Consigne 1: Recopiez fidèlement le texte sur Doris Troy, tout ce qui va de « C’est à cette » jusqu'à « et sans intérêt. ».
Consigne 2: Reprenez, s'il vous plaît, le texte sur la carrière de Doris Troy et poursuivez-le après sa dernière phrase.

Source:
__________
C’est à cette époque qu’elle compose avec Gregory Carroll "Just One Look", titre proposé à Juggy Murray du label Sue mais qui ne trouve aucun preneur, le producteur trouvant le titre trop lisse et sans intérêt.
Il faudra attendre 1963 pour que le nom de Doris TROY apparaisse en gros sur la carte des bestsellers de l’année. Doris vient de composer "Tell Him I’m Not Home" pour le label Wand, titre propulsé par Chuck JACKSON tout en haut du hit-parade R&B, ce qui ouvre des portes à Doris. "Just One Look" atterrit sous forme de démo sur le bureau de Jerry Wexler, la version comprenant alors le batteur Bernard Purdie et le pianiste Ernie Hayes comme accompagnateurs. Le producteur d’Atlantic est un grand fan des Sweet Inspirations, groupe qu’il lancera plus tard dans le grand bain, il a déjà entendu Doris et décide de tenter le coup. Désirant cependant apporter une orchestration plus limpide, il fait appel à une nouvelle équipe d’accompagnateurs. "Just One Look" sort en mai couplé à "Bossa Nova Blues ». Quelques semaines plus tard, la chanson atteint la 3ème marche des classements R&B et reste dans le Top 100 du Billboard pendant quatorze semaines. Une aubaine pour le label Atlantic qui décide alors qu’il est temps pour Doris Troy de passer à l’étape suivante, celui d’un album complet.
__________
Données affichées:
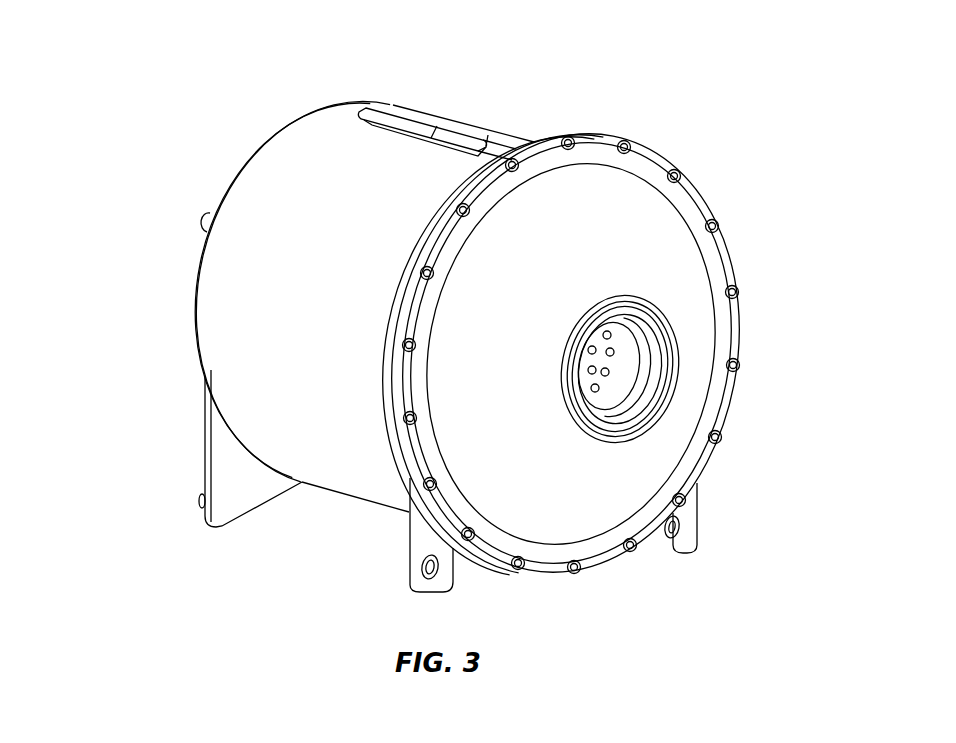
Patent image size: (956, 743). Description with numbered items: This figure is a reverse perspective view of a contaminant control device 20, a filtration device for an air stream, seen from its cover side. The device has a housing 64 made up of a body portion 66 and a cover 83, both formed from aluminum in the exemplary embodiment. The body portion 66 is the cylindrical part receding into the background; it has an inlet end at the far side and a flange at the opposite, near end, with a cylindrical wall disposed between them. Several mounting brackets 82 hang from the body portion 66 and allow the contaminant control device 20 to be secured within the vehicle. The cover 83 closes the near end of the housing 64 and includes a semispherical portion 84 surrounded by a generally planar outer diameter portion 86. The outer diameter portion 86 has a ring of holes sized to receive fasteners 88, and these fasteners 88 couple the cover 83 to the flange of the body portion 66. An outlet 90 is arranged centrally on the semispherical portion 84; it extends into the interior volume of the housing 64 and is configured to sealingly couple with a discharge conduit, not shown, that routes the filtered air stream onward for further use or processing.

The contaminant control device 20 is at (232, 75).
The housing 64 is at (512, 114).
The body portion 66 is at (212, 292).
The mounting brackets 82 is at (207, 447).
The cover 83 is at (735, 323).
The semispherical portion 84 is at (627, 212).
The outer diameter portion 86 is at (705, 245).
The fasteners 88 is at (585, 570).
The outlet 90 is at (628, 373).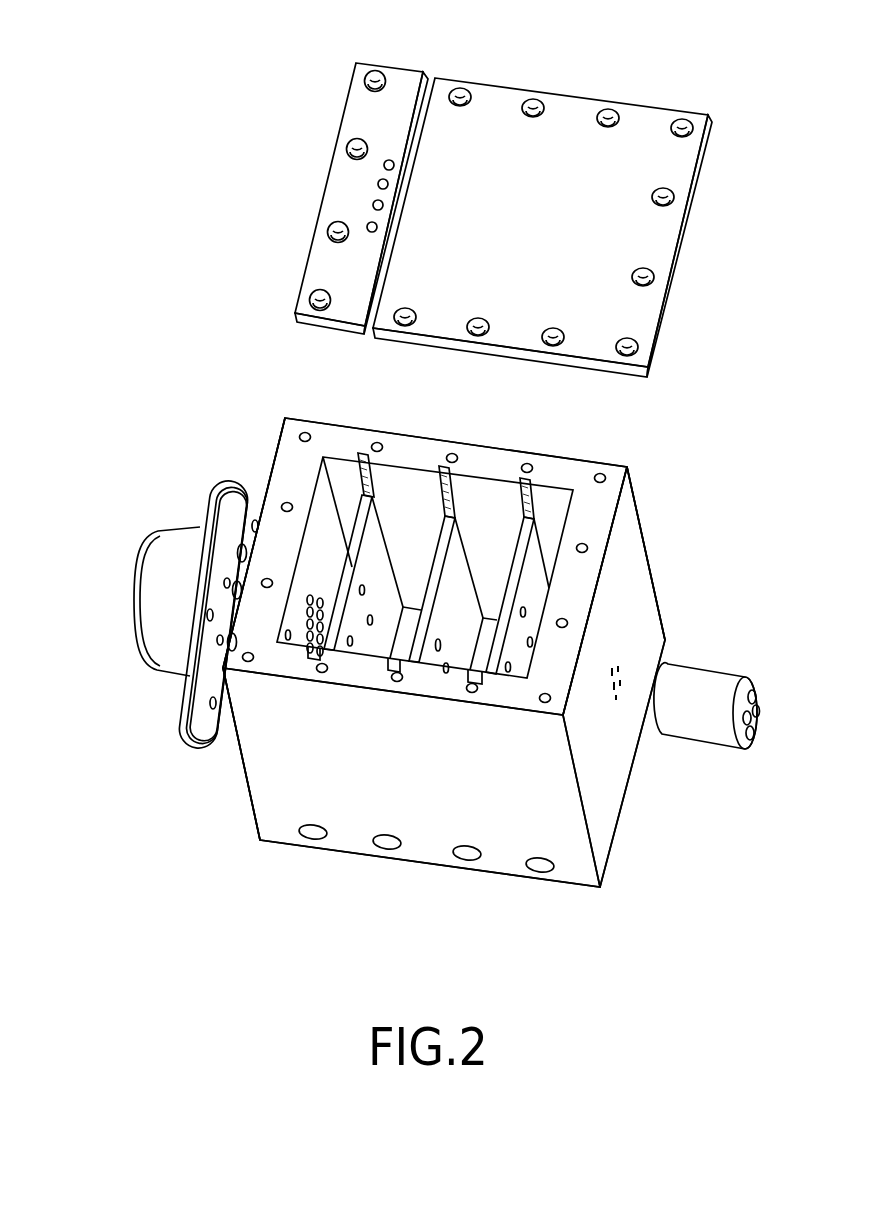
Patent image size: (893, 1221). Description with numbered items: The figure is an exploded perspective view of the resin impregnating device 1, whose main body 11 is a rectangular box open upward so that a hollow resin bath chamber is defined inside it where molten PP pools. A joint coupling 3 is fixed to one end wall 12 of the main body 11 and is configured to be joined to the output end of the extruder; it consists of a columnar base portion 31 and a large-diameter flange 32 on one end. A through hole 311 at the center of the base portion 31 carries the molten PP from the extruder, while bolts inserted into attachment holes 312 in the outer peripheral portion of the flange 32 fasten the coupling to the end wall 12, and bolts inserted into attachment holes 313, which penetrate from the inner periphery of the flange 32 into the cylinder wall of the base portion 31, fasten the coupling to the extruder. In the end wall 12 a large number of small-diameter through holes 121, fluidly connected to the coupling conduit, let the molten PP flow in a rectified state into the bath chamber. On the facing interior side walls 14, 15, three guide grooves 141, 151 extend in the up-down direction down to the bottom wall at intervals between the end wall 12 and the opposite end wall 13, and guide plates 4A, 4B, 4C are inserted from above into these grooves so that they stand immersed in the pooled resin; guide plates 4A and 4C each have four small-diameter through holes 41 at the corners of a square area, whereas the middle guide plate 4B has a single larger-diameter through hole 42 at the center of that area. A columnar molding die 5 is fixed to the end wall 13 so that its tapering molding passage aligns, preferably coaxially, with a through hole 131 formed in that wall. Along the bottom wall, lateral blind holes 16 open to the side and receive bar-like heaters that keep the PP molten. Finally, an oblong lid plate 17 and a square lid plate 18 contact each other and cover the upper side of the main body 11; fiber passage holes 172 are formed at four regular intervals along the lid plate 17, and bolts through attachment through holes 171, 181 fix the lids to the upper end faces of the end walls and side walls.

The resin impregnating device 1 is at (662, 455).
The joint coupling 3 is at (201, 621).
The guide plate 4A is at (378, 548).
The guide plate 4B is at (460, 578).
The guide plate 4C is at (537, 590).
The molding die 5 is at (708, 681).
The main body 11 is at (647, 553).
The end wall 12 is at (252, 818).
The end wall 13 is at (607, 820).
The side wall 14 is at (592, 463).
The side wall 15 is at (435, 825).
The lateral blind holes 16 is at (313, 832).
The lid plate 17 is at (396, 68).
The lid plate 18 is at (563, 95).
The base portion 31 is at (152, 635).
The flange 32 is at (188, 712).
The small-diameter through holes 41 is at (363, 588).
The larger-diameter through hole 42 is at (440, 642).
The through holes 121 is at (320, 627).
The through hole 131 is at (617, 675).
The guide grooves 141 is at (364, 458).
The guide grooves 151 is at (397, 675).
The attachment through holes 171 is at (353, 148).
The fiber passage holes 172 is at (390, 160).
The attachment through holes 181 is at (458, 93).
The through hole 311 is at (270, 603).
The attachment holes 312 is at (255, 528).
The attachment holes 313 is at (227, 585).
__________
Résultat attendu 1:
C’est à cette époque qu’elle compose avec Gregory Carroll "Just One Look", titre proposé à Juggy Murray du label Sue mais qui ne trouve aucun preneur, le producteur trouvant le titre trop lisse et sans intérêt.

Résultat attendu 2:
"Just One Look" provient de trois sessions : la première du 5 mars comprend les deux titres du single, celle du 29 juillet s’avère plus luxuriante avec neuf chansons. Afin de cadrer avec les codes et la compression de l’époque, Atlantic décide de renvoyer Doris en studio le 5 août pour graver une douzième et dernière piste. En dehors des deux titres du single, Doris et Gregory Carroll ont amassé assez de matière : auteurs de six autres morceaux, la doublette permet qu’une trame se dégage de l’album à travers des chansons écrites pour un public non pas de teenagers mais correspondant aux évolutions du moment.
Le disque repose clairement sur le succès du titre "Just One Look" comme l’annonce la pochette. A l’instar de nombreuses productions américaines de l’époque, la galette sort sous deux formats mono et stéréo. De ces douze titres, deux ont l’honneur des charts. Placé en tête de gondole, "What Cha Gonna About It"⃰ se classe à la 37ème place. La belle ligne de piano aux ondulations exotiques, une mélodie simple mais accrocheuse et la voix de Doris sont les meilleurs atouts d’un titre qui a remarquablement passé les ans. Le titre tombe dans la besace de nombreuses formations britanniques : les Hollies, Peter Doyle (futur chanteur des New Seekers), Jeanette Simpson dans une version Ska/Ragga ou Cilla Black. Dee Dee Clark, ancienne complice de Doris, reprend la chanson en duo avec Ben E. KING dans une approche plus veloutée.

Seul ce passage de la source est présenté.